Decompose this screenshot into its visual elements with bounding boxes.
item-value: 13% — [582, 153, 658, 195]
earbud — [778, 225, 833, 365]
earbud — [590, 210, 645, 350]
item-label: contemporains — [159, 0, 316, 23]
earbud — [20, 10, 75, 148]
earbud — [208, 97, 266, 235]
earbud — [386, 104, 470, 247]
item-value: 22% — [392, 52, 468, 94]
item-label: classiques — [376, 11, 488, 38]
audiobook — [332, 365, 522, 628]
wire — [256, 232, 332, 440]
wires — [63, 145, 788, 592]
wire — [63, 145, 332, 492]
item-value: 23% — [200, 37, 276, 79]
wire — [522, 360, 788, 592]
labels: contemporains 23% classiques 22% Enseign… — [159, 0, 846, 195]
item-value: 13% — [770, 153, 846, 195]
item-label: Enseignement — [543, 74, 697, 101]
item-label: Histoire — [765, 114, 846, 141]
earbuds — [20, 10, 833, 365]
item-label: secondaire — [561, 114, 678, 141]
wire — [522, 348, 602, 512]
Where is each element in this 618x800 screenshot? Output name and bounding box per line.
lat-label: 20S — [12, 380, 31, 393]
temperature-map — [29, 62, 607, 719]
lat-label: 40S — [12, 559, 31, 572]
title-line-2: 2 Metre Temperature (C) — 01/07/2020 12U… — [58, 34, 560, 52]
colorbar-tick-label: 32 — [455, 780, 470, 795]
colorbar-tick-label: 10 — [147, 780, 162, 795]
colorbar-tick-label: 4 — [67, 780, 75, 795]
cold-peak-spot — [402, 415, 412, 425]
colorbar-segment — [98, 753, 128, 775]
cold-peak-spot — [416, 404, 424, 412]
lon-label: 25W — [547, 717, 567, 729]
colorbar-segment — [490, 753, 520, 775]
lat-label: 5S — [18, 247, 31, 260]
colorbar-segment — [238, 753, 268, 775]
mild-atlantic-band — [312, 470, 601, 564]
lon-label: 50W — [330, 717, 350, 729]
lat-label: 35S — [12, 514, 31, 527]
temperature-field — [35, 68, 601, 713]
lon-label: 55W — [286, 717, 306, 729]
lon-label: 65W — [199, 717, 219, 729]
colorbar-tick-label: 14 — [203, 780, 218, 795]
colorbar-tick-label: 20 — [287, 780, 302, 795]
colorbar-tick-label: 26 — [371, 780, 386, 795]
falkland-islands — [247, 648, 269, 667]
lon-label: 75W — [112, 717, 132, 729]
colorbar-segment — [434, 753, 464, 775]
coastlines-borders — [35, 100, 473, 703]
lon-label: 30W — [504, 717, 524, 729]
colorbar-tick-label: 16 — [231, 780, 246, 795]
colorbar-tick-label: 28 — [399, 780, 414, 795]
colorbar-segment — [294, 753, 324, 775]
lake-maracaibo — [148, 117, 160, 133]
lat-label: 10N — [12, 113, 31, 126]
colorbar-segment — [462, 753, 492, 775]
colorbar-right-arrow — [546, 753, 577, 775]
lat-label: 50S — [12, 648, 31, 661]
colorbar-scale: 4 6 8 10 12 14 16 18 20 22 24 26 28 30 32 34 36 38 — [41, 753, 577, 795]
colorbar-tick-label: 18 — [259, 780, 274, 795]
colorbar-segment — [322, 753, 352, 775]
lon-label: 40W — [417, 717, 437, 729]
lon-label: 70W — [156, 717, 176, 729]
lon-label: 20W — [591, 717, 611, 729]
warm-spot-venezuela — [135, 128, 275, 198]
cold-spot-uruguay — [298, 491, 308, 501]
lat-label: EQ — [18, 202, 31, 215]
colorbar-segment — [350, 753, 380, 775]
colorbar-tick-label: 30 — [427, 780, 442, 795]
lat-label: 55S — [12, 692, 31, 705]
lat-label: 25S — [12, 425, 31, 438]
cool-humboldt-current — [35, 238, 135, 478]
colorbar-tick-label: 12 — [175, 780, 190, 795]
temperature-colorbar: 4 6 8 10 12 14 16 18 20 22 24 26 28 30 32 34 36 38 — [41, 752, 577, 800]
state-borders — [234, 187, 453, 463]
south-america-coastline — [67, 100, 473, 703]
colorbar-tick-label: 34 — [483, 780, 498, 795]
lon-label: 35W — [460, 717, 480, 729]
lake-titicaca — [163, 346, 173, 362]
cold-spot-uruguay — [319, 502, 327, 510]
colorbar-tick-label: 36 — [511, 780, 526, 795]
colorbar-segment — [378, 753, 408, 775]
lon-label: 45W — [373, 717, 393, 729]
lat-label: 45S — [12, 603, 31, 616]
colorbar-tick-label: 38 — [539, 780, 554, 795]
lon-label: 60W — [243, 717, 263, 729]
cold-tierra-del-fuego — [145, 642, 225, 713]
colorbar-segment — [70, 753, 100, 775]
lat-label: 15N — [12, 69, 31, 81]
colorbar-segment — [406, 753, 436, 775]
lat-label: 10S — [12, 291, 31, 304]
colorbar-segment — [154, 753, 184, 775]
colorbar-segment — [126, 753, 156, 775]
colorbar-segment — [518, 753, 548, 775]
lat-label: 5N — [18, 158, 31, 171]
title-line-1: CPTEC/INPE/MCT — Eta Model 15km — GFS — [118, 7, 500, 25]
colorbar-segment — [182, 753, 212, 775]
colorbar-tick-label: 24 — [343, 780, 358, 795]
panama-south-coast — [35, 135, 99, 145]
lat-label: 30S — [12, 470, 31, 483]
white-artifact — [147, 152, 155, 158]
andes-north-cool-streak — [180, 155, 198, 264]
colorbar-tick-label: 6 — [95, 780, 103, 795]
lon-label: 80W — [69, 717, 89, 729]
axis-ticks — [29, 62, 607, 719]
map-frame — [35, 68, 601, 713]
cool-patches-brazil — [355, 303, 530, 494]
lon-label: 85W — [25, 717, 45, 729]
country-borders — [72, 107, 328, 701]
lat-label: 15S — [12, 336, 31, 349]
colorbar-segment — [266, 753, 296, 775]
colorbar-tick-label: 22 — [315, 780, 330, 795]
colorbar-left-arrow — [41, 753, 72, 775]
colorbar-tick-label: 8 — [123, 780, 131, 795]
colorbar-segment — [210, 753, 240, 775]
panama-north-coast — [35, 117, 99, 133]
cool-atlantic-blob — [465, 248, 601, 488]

···

» **TASK OBJECTIVE**
Rewrite the entries above, replacing each occurrence of "colorbar-segment" with "colorbar-bin" and leaving everything else unchanged.

» **RESPONSE BELOW**
Decompose this screenshot into its visual elements with bounding boxes.
item-value: 13% — [582, 153, 658, 195]
earbud — [778, 225, 833, 365]
earbud — [590, 210, 645, 350]
item-label: contemporains — [159, 0, 316, 23]
earbud — [20, 10, 75, 148]
earbud — [208, 97, 266, 235]
earbud — [386, 104, 470, 247]
item-value: 22% — [392, 52, 468, 94]
item-label: classiques — [376, 11, 488, 38]
audiobook — [332, 365, 522, 628]
wire — [256, 232, 332, 440]
wires — [63, 145, 788, 592]
wire — [63, 145, 332, 492]
item-value: 23% — [200, 37, 276, 79]
wire — [522, 360, 788, 592]
labels: contemporains 23% classiques 22% Enseign… — [159, 0, 846, 195]
item-value: 13% — [770, 153, 846, 195]
item-label: Enseignement — [543, 74, 697, 101]
item-label: Histoire — [765, 114, 846, 141]
earbuds — [20, 10, 833, 365]
item-label: secondaire — [561, 114, 678, 141]
wire — [522, 348, 602, 512]
Where is each element in this 618x800 screenshot? Output name and bounding box per line.
lat-label: 20S — [12, 380, 31, 393]
temperature-map — [29, 62, 607, 719]
lat-label: 40S — [12, 559, 31, 572]
title-line-2: 2 Metre Temperature (C) — 01/07/2020 12U… — [58, 34, 560, 52]
colorbar-tick-label: 32 — [455, 780, 470, 795]
colorbar-tick-label: 10 — [147, 780, 162, 795]
colorbar-tick-label: 4 — [67, 780, 75, 795]
cold-peak-spot — [402, 415, 412, 425]
colorbar-bin — [98, 753, 128, 775]
cold-peak-spot — [416, 404, 424, 412]
lon-label: 25W — [547, 717, 567, 729]
colorbar-bin — [490, 753, 520, 775]
lat-label: 5S — [18, 247, 31, 260]
colorbar-bin — [238, 753, 268, 775]
mild-atlantic-band — [312, 470, 601, 564]
lon-label: 50W — [330, 717, 350, 729]
lat-label: 35S — [12, 514, 31, 527]
temperature-field — [35, 68, 601, 713]
lon-label: 55W — [286, 717, 306, 729]
lon-label: 65W — [199, 717, 219, 729]
colorbar-tick-label: 14 — [203, 780, 218, 795]
colorbar-tick-label: 20 — [287, 780, 302, 795]
colorbar-tick-label: 26 — [371, 780, 386, 795]
falkland-islands — [247, 648, 269, 667]
lon-label: 75W — [112, 717, 132, 729]
colorbar-bin — [434, 753, 464, 775]
coastlines-borders — [35, 100, 473, 703]
lon-label: 30W — [504, 717, 524, 729]
colorbar-tick-label: 16 — [231, 780, 246, 795]
colorbar-tick-label: 28 — [399, 780, 414, 795]
colorbar-bin — [294, 753, 324, 775]
lake-maracaibo — [148, 117, 160, 133]
lat-label: 10N — [12, 113, 31, 126]
colorbar-bin — [462, 753, 492, 775]
colorbar-right-arrow — [546, 753, 577, 775]
lat-label: 50S — [12, 648, 31, 661]
colorbar-scale: 4 6 8 10 12 14 16 18 20 22 24 26 28 30 32 34 36 38 — [41, 753, 577, 795]
colorbar-tick-label: 18 — [259, 780, 274, 795]
colorbar-bin — [322, 753, 352, 775]
lon-label: 40W — [417, 717, 437, 729]
lon-label: 70W — [156, 717, 176, 729]
lon-label: 20W — [591, 717, 611, 729]
warm-spot-venezuela — [135, 128, 275, 198]
cold-spot-uruguay — [298, 491, 308, 501]
lat-label: EQ — [18, 202, 31, 215]
colorbar-bin — [350, 753, 380, 775]
colorbar-tick-label: 30 — [427, 780, 442, 795]
lat-label: 55S — [12, 692, 31, 705]
lat-label: 25S — [12, 425, 31, 438]
cool-humboldt-current — [35, 238, 135, 478]
colorbar-tick-label: 12 — [175, 780, 190, 795]
temperature-colorbar: 4 6 8 10 12 14 16 18 20 22 24 26 28 30 32 34 36 38 — [41, 752, 577, 800]
state-borders — [234, 187, 453, 463]
south-america-coastline — [67, 100, 473, 703]
colorbar-tick-label: 34 — [483, 780, 498, 795]
lon-label: 35W — [460, 717, 480, 729]
lake-titicaca — [163, 346, 173, 362]
cold-spot-uruguay — [319, 502, 327, 510]
colorbar-tick-label: 36 — [511, 780, 526, 795]
colorbar-bin — [378, 753, 408, 775]
lon-label: 45W — [373, 717, 393, 729]
lat-label: 45S — [12, 603, 31, 616]
colorbar-tick-label: 38 — [539, 780, 554, 795]
lon-label: 60W — [243, 717, 263, 729]
cold-tierra-del-fuego — [145, 642, 225, 713]
colorbar-bin — [70, 753, 100, 775]
lat-label: 15N — [12, 69, 31, 81]
colorbar-bin — [406, 753, 436, 775]
lat-label: 10S — [12, 291, 31, 304]
colorbar-bin — [154, 753, 184, 775]
colorbar-bin — [126, 753, 156, 775]
colorbar-bin — [518, 753, 548, 775]
lat-label: 5N — [18, 158, 31, 171]
title-line-1: CPTEC/INPE/MCT — Eta Model 15km — GFS — [118, 7, 500, 25]
colorbar-bin — [182, 753, 212, 775]
colorbar-tick-label: 24 — [343, 780, 358, 795]
panama-south-coast — [35, 135, 99, 145]
lat-label: 30S — [12, 470, 31, 483]
white-artifact — [147, 152, 155, 158]
andes-north-cool-streak — [180, 155, 198, 264]
colorbar-tick-label: 6 — [95, 780, 103, 795]
lon-label: 80W — [69, 717, 89, 729]
axis-ticks — [29, 62, 607, 719]
map-frame — [35, 68, 601, 713]
cool-patches-brazil — [355, 303, 530, 494]
lon-label: 85W — [25, 717, 45, 729]
country-borders — [72, 107, 328, 701]
lat-label: 15S — [12, 336, 31, 349]
colorbar-bin — [266, 753, 296, 775]
colorbar-tick-label: 22 — [315, 780, 330, 795]
colorbar-left-arrow — [41, 753, 72, 775]
colorbar-tick-label: 8 — [123, 780, 131, 795]
colorbar-bin — [210, 753, 240, 775]
panama-north-coast — [35, 117, 99, 133]
cool-atlantic-blob — [465, 248, 601, 488]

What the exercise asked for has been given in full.